- **WRITTEN REQUEST**
Output every record below exactly as it appears.

<<<<

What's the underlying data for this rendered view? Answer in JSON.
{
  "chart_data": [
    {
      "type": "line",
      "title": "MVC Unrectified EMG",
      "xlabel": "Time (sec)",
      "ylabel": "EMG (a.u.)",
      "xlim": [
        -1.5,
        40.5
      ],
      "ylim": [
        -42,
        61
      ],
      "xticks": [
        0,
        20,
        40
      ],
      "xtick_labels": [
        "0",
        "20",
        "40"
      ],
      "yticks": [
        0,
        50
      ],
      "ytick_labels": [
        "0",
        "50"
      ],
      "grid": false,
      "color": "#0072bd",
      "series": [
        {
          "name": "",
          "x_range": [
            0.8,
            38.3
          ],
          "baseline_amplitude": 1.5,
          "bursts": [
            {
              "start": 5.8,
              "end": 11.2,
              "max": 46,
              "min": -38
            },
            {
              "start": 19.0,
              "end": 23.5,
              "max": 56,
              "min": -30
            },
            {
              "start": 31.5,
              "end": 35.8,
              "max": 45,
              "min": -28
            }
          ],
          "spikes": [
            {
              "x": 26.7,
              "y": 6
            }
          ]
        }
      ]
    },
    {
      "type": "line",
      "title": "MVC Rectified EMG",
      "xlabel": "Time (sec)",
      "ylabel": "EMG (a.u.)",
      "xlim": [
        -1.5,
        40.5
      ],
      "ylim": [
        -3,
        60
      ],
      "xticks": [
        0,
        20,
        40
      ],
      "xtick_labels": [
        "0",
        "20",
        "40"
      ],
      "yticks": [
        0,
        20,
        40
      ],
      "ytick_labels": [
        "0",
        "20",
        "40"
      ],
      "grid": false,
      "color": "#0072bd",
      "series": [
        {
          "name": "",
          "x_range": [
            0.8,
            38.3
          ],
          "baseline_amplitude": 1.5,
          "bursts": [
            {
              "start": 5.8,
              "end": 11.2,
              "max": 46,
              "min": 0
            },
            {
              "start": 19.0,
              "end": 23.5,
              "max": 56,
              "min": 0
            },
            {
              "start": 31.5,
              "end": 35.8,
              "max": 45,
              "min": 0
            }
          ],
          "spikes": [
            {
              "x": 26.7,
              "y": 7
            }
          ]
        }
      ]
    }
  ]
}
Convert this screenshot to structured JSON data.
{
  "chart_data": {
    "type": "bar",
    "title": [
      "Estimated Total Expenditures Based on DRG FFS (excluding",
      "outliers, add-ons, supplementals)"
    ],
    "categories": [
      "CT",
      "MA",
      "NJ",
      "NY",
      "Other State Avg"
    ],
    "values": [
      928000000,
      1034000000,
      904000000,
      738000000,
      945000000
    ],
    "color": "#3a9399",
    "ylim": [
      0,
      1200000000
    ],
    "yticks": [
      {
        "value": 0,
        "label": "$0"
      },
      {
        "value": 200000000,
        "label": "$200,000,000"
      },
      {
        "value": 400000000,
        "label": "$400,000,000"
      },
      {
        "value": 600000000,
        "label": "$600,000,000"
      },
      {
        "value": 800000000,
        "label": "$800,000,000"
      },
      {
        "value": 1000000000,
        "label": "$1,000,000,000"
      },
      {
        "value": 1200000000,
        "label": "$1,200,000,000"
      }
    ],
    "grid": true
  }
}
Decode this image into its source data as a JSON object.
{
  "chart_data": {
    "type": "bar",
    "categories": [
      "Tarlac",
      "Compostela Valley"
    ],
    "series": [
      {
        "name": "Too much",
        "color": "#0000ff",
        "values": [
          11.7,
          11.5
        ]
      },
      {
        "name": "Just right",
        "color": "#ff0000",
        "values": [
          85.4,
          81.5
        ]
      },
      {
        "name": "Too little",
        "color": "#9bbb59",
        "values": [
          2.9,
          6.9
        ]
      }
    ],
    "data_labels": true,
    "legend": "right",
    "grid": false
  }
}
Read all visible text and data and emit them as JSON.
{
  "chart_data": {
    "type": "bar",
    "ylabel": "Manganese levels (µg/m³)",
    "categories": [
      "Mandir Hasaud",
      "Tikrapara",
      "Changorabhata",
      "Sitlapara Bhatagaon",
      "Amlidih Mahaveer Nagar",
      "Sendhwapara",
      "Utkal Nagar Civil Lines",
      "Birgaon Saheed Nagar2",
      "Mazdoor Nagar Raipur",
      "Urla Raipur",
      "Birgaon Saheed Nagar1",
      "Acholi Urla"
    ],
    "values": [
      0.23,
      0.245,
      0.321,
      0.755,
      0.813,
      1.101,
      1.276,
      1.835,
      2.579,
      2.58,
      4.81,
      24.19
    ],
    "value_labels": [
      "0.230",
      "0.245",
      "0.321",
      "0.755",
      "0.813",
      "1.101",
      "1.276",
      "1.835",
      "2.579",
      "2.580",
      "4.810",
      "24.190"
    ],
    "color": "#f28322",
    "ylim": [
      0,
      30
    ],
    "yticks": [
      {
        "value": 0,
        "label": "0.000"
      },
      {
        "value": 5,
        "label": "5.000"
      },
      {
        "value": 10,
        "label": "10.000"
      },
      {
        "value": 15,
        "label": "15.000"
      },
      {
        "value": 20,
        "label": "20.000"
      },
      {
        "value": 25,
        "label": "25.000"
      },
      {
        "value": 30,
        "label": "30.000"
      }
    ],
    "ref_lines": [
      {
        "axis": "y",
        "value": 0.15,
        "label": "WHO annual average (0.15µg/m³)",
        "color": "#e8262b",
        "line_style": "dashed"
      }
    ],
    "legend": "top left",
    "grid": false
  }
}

>>>>

- **THE SOLUTION**
What's the underlying data for this rendered view? Answer in JSON.
{
  "chart_data": [
    {
      "type": "line",
      "title": "MVC Unrectified EMG",
      "xlabel": "Time (sec)",
      "ylabel": "EMG (a.u.)",
      "xlim": [
        -1.5,
        40.5
      ],
      "ylim": [
        -42,
        61
      ],
      "xticks": [
        0,
        20,
        40
      ],
      "xtick_labels": [
        "0",
        "20",
        "40"
      ],
      "yticks": [
        0,
        50
      ],
      "ytick_labels": [
        "0",
        "50"
      ],
      "grid": false,
      "color": "#0072bd",
      "series": [
        {
          "name": "",
          "x_range": [
            0.8,
            38.3
          ],
          "baseline_amplitude": 1.5,
          "bursts": [
            {
              "start": 5.8,
              "end": 11.2,
              "max": 46,
              "min": -38
            },
            {
              "start": 19.0,
              "end": 23.5,
              "max": 56,
              "min": -30
            },
            {
              "start": 31.5,
              "end": 35.8,
              "max": 45,
              "min": -28
            }
          ],
          "spikes": [
            {
              "x": 26.7,
              "y": 6
            }
          ]
        }
      ]
    },
    {
      "type": "line",
      "title": "MVC Rectified EMG",
      "xlabel": "Time (sec)",
      "ylabel": "EMG (a.u.)",
      "xlim": [
        -1.5,
        40.5
      ],
      "ylim": [
        -3,
        60
      ],
      "xticks": [
        0,
        20,
        40
      ],
      "xtick_labels": [
        "0",
        "20",
        "40"
      ],
      "yticks": [
        0,
        20,
        40
      ],
      "ytick_labels": [
        "0",
        "20",
        "40"
      ],
      "grid": false,
      "color": "#0072bd",
      "series": [
        {
          "name": "",
          "x_range": [
            0.8,
            38.3
          ],
          "baseline_amplitude": 1.5,
          "bursts": [
            {
              "start": 5.8,
              "end": 11.2,
              "max": 46,
              "min": 0
            },
            {
              "start": 19.0,
              "end": 23.5,
              "max": 56,
              "min": 0
            },
            {
              "start": 31.5,
              "end": 35.8,
              "max": 45,
              "min": 0
            }
          ],
          "spikes": [
            {
              "x": 26.7,
              "y": 7
            }
          ]
        }
      ]
    }
  ]
}
Convert this screenshot to structured JSON data.
{
  "chart_data": {
    "type": "bar",
    "title": [
      "Estimated Total Expenditures Based on DRG FFS (excluding",
      "outliers, add-ons, supplementals)"
    ],
    "categories": [
      "CT",
      "MA",
      "NJ",
      "NY",
      "Other State Avg"
    ],
    "values": [
      928000000,
      1034000000,
      904000000,
      738000000,
      945000000
    ],
    "color": "#3a9399",
    "ylim": [
      0,
      1200000000
    ],
    "yticks": [
      {
        "value": 0,
        "label": "$0"
      },
      {
        "value": 200000000,
        "label": "$200,000,000"
      },
      {
        "value": 400000000,
        "label": "$400,000,000"
      },
      {
        "value": 600000000,
        "label": "$600,000,000"
      },
      {
        "value": 800000000,
        "label": "$800,000,000"
      },
      {
        "value": 1000000000,
        "label": "$1,000,000,000"
      },
      {
        "value": 1200000000,
        "label": "$1,200,000,000"
      }
    ],
    "grid": true
  }
}
Decode this image into its source data as a JSON object.
{
  "chart_data": {
    "type": "bar",
    "categories": [
      "Tarlac",
      "Compostela Valley"
    ],
    "series": [
      {
        "name": "Too much",
        "color": "#0000ff",
        "values": [
          11.7,
          11.5
        ]
      },
      {
        "name": "Just right",
        "color": "#ff0000",
        "values": [
          85.4,
          81.5
        ]
      },
      {
        "name": "Too little",
        "color": "#9bbb59",
        "values": [
          2.9,
          6.9
        ]
      }
    ],
    "data_labels": true,
    "legend": "right",
    "grid": false
  }
}
Read all visible text and data and emit them as JSON.
{
  "chart_data": {
    "type": "bar",
    "ylabel": "Manganese levels (µg/m³)",
    "categories": [
      "Mandir Hasaud",
      "Tikrapara",
      "Changorabhata",
      "Sitlapara Bhatagaon",
      "Amlidih Mahaveer Nagar",
      "Sendhwapara",
      "Utkal Nagar Civil Lines",
      "Birgaon Saheed Nagar2",
      "Mazdoor Nagar Raipur",
      "Urla Raipur",
      "Birgaon Saheed Nagar1",
      "Acholi Urla"
    ],
    "values": [
      0.23,
      0.245,
      0.321,
      0.755,
      0.813,
      1.101,
      1.276,
      1.835,
      2.579,
      2.58,
      4.81,
      24.19
    ],
    "value_labels": [
      "0.230",
      "0.245",
      "0.321",
      "0.755",
      "0.813",
      "1.101",
      "1.276",
      "1.835",
      "2.579",
      "2.580",
      "4.810",
      "24.190"
    ],
    "color": "#f28322",
    "ylim": [
      0,
      30
    ],
    "yticks": [
      {
        "value": 0,
        "label": "0.000"
      },
      {
        "value": 5,
        "label": "5.000"
      },
      {
        "value": 10,
        "label": "10.000"
      },
      {
        "value": 15,
        "label": "15.000"
      },
      {
        "value": 20,
        "label": "20.000"
      },
      {
        "value": 25,
        "label": "25.000"
      },
      {
        "value": 30,
        "label": "30.000"
      }
    ],
    "ref_lines": [
      {
        "axis": "y",
        "value": 0.15,
        "label": "WHO annual average (0.15µg/m³)",
        "color": "#e8262b",
        "line_style": "dashed"
      }
    ],
    "legend": "top left",
    "grid": false
  }
}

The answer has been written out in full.